* start EXCERPTED RECORDS *
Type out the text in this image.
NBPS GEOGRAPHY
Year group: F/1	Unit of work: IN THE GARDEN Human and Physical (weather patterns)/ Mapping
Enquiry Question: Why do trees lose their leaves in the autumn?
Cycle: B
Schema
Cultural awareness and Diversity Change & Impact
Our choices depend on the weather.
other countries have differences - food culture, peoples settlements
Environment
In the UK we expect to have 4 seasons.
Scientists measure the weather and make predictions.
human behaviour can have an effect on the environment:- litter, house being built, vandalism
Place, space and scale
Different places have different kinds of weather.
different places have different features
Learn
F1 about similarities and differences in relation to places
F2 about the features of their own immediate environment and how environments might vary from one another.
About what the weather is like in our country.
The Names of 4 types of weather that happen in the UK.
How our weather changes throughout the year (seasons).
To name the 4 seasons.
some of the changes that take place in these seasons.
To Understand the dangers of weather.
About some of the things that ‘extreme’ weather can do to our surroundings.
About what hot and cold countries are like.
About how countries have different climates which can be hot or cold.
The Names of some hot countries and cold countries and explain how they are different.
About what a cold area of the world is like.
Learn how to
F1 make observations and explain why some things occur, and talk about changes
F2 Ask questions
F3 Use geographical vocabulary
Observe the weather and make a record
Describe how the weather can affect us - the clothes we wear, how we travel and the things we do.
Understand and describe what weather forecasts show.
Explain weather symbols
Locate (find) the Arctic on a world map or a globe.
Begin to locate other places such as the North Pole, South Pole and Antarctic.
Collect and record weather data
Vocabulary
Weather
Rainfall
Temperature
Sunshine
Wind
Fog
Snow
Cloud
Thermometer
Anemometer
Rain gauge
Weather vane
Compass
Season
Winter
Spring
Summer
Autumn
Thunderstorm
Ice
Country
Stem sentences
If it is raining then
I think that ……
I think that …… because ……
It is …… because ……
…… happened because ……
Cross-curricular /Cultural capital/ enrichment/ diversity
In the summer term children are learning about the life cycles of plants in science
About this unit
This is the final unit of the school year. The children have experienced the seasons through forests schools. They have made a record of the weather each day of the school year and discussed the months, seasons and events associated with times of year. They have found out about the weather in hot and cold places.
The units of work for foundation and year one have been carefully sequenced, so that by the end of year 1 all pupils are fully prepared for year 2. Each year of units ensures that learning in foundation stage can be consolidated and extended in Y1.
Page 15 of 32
* end EXCERPTED RECORDS *
#### GIVEN REQUEST
Look through the entries above and report the number of lines that contain "what". Write only the number.

#### SOLUTION TO THE EXERCISE
4